### [WHAT NEEDS TO BE DONE]
Omit the pictures from the entries below and retype everything else exactly.

### [DATA ENTRIES]
□ □ □

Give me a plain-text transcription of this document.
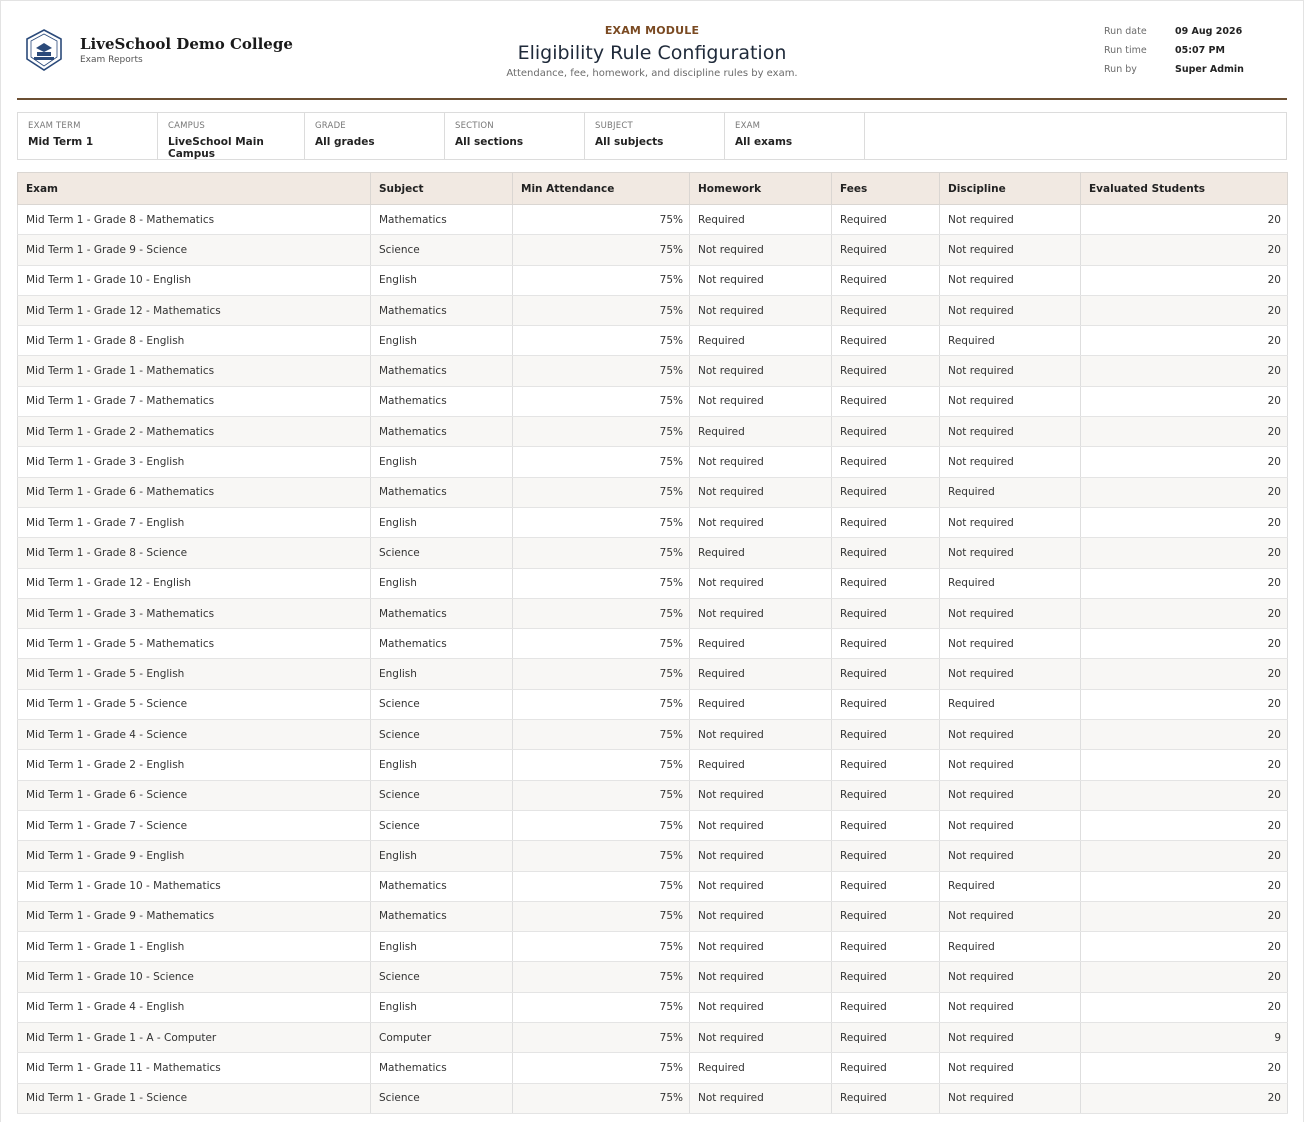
LiveSchool Demo College
Exam Reports
EXAM MODULE
Eligibility Rule Configuration
Attendance, fee, homework, and discipline rules by exam.
Run date	09 Aug 2026
Run time	05:07 PM
Run by	Super Admin
EXAM TERM
Mid Term 1
CAMPUS
LiveSchool Main Campus
GRADE
All grades
SECTION
All sections
SUBJECT
All subjects
EXAM
All exams
Exam	Subject	Min Attendance	Homework	Fees	Discipline	Evaluated Students
Mid Term 1 - Grade 8 - Mathematics	Mathematics	75%	Required	Required	Not required	20
Mid Term 1 - Grade 9 - Science	Science	75%	Not required	Required	Not required	20
Mid Term 1 - Grade 10 - English	English	75%	Not required	Required	Not required	20
Mid Term 1 - Grade 12 - Mathematics	Mathematics	75%	Not required	Required	Not required	20
Mid Term 1 - Grade 8 - English	English	75%	Required	Required	Required	20
Mid Term 1 - Grade 1 - Mathematics	Mathematics	75%	Not required	Required	Not required	20
Mid Term 1 - Grade 7 - Mathematics	Mathematics	75%	Not required	Required	Not required	20
Mid Term 1 - Grade 2 - Mathematics	Mathematics	75%	Required	Required	Not required	20
Mid Term 1 - Grade 3 - English	English	75%	Not required	Required	Not required	20
Mid Term 1 - Grade 6 - Mathematics	Mathematics	75%	Not required	Required	Required	20
Mid Term 1 - Grade 7 - English	English	75%	Not required	Required	Not required	20
Mid Term 1 - Grade 8 - Science	Science	75%	Required	Required	Not required	20
Mid Term 1 - Grade 12 - English	English	75%	Not required	Required	Required	20
Mid Term 1 - Grade 3 - Mathematics	Mathematics	75%	Not required	Required	Not required	20
Mid Term 1 - Grade 5 - Mathematics	Mathematics	75%	Required	Required	Not required	20
Mid Term 1 - Grade 5 - English	English	75%	Required	Required	Not required	20
Mid Term 1 - Grade 5 - Science	Science	75%	Required	Required	Required	20
Mid Term 1 - Grade 4 - Science	Science	75%	Not required	Required	Not required	20
Mid Term 1 - Grade 2 - English	English	75%	Required	Required	Not required	20
Mid Term 1 - Grade 6 - Science	Science	75%	Not required	Required	Not required	20
Mid Term 1 - Grade 7 - Science	Science	75%	Not required	Required	Not required	20
Mid Term 1 - Grade 9 - English	English	75%	Not required	Required	Not required	20
Mid Term 1 - Grade 10 - Mathematics	Mathematics	75%	Not required	Required	Required	20
Mid Term 1 - Grade 9 - Mathematics	Mathematics	75%	Not required	Required	Not required	20
Mid Term 1 - Grade 1 - English	English	75%	Not required	Required	Required	20
Mid Term 1 - Grade 10 - Science	Science	75%	Not required	Required	Not required	20
Mid Term 1 - Grade 4 - English	English	75%	Not required	Required	Not required	20
Mid Term 1 - Grade 1 - A - Computer	Computer	75%	Not required	Required	Not required	9
Mid Term 1 - Grade 11 - Mathematics	Mathematics	75%	Required	Required	Not required	20
Mid Term 1 - Grade 1 - Science	Science	75%	Not required	Required	Not required	20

□ □ □

### [REPLY]
Give me a plain-text transcription of this document.
LiveSchool Demo College
Exam Reports
EXAM MODULE
Eligibility Rule Configuration
Attendance, fee, homework, and discipline rules by exam.
Run date	09 Aug 2026
Run time	05:07 PM
Run by	Super Admin
EXAM TERM
Mid Term 1
CAMPUS
LiveSchool Main Campus
GRADE
All grades
SECTION
All sections
SUBJECT
All subjects
EXAM
All exams
Exam	Subject	Min Attendance	Homework	Fees	Discipline	Evaluated Students
Mid Term 1 - Grade 8 - Mathematics	Mathematics	75%	Required	Required	Not required	20
Mid Term 1 - Grade 9 - Science	Science	75%	Not required	Required	Not required	20
Mid Term 1 - Grade 10 - English	English	75%	Not required	Required	Not required	20
Mid Term 1 - Grade 12 - Mathematics	Mathematics	75%	Not required	Required	Not required	20
Mid Term 1 - Grade 8 - English	English	75%	Required	Required	Required	20
Mid Term 1 - Grade 1 - Mathematics	Mathematics	75%	Not required	Required	Not required	20
Mid Term 1 - Grade 7 - Mathematics	Mathematics	75%	Not required	Required	Not required	20
Mid Term 1 - Grade 2 - Mathematics	Mathematics	75%	Required	Required	Not required	20
Mid Term 1 - Grade 3 - English	English	75%	Not required	Required	Not required	20
Mid Term 1 - Grade 6 - Mathematics	Mathematics	75%	Not required	Required	Required	20
Mid Term 1 - Grade 7 - English	English	75%	Not required	Required	Not required	20
Mid Term 1 - Grade 8 - Science	Science	75%	Required	Required	Not required	20
Mid Term 1 - Grade 12 - English	English	75%	Not required	Required	Required	20
Mid Term 1 - Grade 3 - Mathematics	Mathematics	75%	Not required	Required	Not required	20
Mid Term 1 - Grade 5 - Mathematics	Mathematics	75%	Required	Required	Not required	20
Mid Term 1 - Grade 5 - English	English	75%	Required	Required	Not required	20
Mid Term 1 - Grade 5 - Science	Science	75%	Required	Required	Required	20
Mid Term 1 - Grade 4 - Science	Science	75%	Not required	Required	Not required	20
Mid Term 1 - Grade 2 - English	English	75%	Required	Required	Not required	20
Mid Term 1 - Grade 6 - Science	Science	75%	Not required	Required	Not required	20
Mid Term 1 - Grade 7 - Science	Science	75%	Not required	Required	Not required	20
Mid Term 1 - Grade 9 - English	English	75%	Not required	Required	Not required	20
Mid Term 1 - Grade 10 - Mathematics	Mathematics	75%	Not required	Required	Required	20
Mid Term 1 - Grade 9 - Mathematics	Mathematics	75%	Not required	Required	Not required	20
Mid Term 1 - Grade 1 - English	English	75%	Not required	Required	Required	20
Mid Term 1 - Grade 10 - Science	Science	75%	Not required	Required	Not required	20
Mid Term 1 - Grade 4 - English	English	75%	Not required	Required	Not required	20
Mid Term 1 - Grade 1 - A - Computer	Computer	75%	Not required	Required	Not required	9
Mid Term 1 - Grade 11 - Mathematics	Mathematics	75%	Required	Required	Not required	20
Mid Term 1 - Grade 1 - Science	Science	75%	Not required	Required	Not required	20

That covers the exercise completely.